======== SOURCE DATA ========

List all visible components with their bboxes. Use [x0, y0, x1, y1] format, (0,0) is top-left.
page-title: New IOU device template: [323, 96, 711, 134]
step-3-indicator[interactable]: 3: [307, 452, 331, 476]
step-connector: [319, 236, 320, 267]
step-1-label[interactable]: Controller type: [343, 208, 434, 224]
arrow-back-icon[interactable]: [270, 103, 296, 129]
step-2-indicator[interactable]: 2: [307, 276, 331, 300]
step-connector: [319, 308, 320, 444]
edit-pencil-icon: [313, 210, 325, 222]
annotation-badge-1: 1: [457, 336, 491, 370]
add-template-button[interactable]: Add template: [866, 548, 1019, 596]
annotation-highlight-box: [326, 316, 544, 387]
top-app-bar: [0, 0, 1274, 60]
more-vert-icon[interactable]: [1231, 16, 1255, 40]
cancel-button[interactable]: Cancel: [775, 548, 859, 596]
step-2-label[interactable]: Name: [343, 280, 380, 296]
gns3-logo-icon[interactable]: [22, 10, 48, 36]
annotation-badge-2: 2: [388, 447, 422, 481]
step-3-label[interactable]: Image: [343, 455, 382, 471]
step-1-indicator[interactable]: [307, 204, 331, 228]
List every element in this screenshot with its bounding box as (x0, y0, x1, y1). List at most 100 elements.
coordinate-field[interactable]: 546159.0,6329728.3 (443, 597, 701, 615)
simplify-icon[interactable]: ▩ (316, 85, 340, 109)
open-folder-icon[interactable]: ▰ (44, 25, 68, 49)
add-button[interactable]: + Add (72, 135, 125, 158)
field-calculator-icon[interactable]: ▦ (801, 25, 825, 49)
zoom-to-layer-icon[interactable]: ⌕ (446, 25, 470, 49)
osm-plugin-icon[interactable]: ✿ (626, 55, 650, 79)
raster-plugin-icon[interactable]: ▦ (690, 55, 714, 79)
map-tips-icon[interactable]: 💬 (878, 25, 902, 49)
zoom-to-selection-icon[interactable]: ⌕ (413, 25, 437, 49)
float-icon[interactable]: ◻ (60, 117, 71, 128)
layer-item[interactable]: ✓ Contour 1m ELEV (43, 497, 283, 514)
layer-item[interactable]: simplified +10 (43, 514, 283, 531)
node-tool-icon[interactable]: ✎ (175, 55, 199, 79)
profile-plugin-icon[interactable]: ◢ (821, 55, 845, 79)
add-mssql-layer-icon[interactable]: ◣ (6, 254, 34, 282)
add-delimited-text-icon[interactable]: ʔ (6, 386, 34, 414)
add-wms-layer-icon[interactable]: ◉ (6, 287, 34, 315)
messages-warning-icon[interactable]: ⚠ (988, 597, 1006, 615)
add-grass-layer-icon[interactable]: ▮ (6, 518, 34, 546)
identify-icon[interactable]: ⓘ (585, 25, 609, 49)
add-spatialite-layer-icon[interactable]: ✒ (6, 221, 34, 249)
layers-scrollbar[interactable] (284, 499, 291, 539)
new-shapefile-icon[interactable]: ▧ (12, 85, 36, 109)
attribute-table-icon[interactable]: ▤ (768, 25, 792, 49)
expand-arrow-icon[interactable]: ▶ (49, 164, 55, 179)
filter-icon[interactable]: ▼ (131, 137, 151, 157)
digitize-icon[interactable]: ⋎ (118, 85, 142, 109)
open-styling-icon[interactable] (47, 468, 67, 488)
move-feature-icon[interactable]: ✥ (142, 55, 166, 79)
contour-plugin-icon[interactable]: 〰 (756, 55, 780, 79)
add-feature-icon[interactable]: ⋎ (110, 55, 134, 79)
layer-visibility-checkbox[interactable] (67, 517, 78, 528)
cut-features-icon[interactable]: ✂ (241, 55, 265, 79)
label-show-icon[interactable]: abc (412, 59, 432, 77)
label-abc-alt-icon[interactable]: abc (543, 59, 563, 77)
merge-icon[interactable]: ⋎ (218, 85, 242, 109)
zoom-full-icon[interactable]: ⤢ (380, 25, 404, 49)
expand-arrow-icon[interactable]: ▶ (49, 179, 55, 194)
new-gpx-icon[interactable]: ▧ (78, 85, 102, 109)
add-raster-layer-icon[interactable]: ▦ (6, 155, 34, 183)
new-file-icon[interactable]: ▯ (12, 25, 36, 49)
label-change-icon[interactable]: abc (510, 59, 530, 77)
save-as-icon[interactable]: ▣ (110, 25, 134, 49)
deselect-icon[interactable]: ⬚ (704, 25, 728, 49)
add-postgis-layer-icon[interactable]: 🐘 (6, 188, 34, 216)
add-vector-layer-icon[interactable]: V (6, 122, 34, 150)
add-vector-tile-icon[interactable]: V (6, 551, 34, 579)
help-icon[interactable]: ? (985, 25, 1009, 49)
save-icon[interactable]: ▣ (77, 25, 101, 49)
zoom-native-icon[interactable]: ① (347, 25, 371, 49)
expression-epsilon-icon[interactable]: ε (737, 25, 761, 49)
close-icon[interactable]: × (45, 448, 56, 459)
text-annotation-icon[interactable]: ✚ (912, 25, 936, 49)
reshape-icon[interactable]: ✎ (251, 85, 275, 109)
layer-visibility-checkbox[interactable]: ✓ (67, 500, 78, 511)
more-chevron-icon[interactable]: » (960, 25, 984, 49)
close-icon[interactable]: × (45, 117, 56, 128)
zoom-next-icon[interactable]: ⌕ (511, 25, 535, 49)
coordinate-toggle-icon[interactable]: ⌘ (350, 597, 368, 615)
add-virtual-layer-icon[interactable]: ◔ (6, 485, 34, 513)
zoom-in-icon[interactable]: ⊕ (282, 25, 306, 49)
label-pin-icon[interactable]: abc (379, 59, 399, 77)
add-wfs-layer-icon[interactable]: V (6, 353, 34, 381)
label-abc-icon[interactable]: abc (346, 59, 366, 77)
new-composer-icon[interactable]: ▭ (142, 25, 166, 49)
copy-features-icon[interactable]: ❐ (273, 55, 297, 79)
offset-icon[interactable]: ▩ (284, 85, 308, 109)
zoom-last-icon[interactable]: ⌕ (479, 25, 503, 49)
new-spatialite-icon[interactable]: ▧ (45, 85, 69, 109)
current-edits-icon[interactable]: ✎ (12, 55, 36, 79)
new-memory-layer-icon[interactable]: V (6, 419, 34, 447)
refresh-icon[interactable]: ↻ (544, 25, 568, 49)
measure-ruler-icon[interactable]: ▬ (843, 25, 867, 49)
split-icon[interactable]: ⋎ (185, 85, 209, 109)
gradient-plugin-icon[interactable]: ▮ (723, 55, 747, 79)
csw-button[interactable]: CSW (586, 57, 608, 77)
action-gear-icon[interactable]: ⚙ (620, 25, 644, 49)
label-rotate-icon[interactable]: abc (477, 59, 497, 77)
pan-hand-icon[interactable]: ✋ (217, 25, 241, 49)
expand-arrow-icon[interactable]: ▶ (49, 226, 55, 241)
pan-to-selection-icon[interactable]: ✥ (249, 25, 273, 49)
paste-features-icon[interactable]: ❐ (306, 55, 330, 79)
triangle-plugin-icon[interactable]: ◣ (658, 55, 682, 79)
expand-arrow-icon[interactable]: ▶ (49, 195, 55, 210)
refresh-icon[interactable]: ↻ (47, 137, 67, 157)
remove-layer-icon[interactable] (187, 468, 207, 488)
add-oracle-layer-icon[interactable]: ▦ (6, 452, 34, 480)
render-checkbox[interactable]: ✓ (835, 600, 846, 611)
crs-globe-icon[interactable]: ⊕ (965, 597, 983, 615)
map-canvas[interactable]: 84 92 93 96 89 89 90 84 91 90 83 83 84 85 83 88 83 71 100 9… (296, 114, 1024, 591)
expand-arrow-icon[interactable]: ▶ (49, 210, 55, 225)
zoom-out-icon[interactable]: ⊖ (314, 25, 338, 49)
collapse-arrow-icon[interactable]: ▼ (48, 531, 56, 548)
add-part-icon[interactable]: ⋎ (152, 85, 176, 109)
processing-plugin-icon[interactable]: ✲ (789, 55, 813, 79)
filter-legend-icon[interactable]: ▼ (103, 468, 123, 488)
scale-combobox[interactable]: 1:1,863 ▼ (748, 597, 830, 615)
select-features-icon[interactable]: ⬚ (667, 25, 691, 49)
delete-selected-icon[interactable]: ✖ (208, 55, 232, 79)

========

> THE REQUEST
Reproduce the lines from the start of the records through the line containing "add-grass-layer-icon[interactable]: ▮ (6, 518, 34, 546)", inclusive, with nothing changed.

> RESULT OF THE TASK
List all visible components with their bboxes. Use [x0, y0, x1, y1] format, (0,0) is top-left.
page-title: New IOU device template: [323, 96, 711, 134]
step-3-indicator[interactable]: 3: [307, 452, 331, 476]
step-connector: [319, 236, 320, 267]
step-1-label[interactable]: Controller type: [343, 208, 434, 224]
arrow-back-icon[interactable]: [270, 103, 296, 129]
step-2-indicator[interactable]: 2: [307, 276, 331, 300]
step-connector: [319, 308, 320, 444]
edit-pencil-icon: [313, 210, 325, 222]
annotation-badge-1: 1: [457, 336, 491, 370]
add-template-button[interactable]: Add template: [866, 548, 1019, 596]
annotation-highlight-box: [326, 316, 544, 387]
top-app-bar: [0, 0, 1274, 60]
more-vert-icon[interactable]: [1231, 16, 1255, 40]
cancel-button[interactable]: Cancel: [775, 548, 859, 596]
step-2-label[interactable]: Name: [343, 280, 380, 296]
gns3-logo-icon[interactable]: [22, 10, 48, 36]
annotation-badge-2: 2: [388, 447, 422, 481]
step-3-label[interactable]: Image: [343, 455, 382, 471]
step-1-indicator[interactable]: [307, 204, 331, 228]
List every element in this screenshot with its bounding box as (x0, y0, x1, y1). List at most 100 elements.
coordinate-field[interactable]: 546159.0,6329728.3 (443, 597, 701, 615)
simplify-icon[interactable]: ▩ (316, 85, 340, 109)
open-folder-icon[interactable]: ▰ (44, 25, 68, 49)
add-button[interactable]: + Add (72, 135, 125, 158)
field-calculator-icon[interactable]: ▦ (801, 25, 825, 49)
zoom-to-layer-icon[interactable]: ⌕ (446, 25, 470, 49)
osm-plugin-icon[interactable]: ✿ (626, 55, 650, 79)
raster-plugin-icon[interactable]: ▦ (690, 55, 714, 79)
map-tips-icon[interactable]: 💬 (878, 25, 902, 49)
zoom-to-selection-icon[interactable]: ⌕ (413, 25, 437, 49)
float-icon[interactable]: ◻ (60, 117, 71, 128)
layer-item[interactable]: ✓ Contour 1m ELEV (43, 497, 283, 514)
layer-item[interactable]: simplified +10 (43, 514, 283, 531)
node-tool-icon[interactable]: ✎ (175, 55, 199, 79)
profile-plugin-icon[interactable]: ◢ (821, 55, 845, 79)
add-mssql-layer-icon[interactable]: ◣ (6, 254, 34, 282)
add-delimited-text-icon[interactable]: ʔ (6, 386, 34, 414)
add-wms-layer-icon[interactable]: ◉ (6, 287, 34, 315)
messages-warning-icon[interactable]: ⚠ (988, 597, 1006, 615)
add-grass-layer-icon[interactable]: ▮ (6, 518, 34, 546)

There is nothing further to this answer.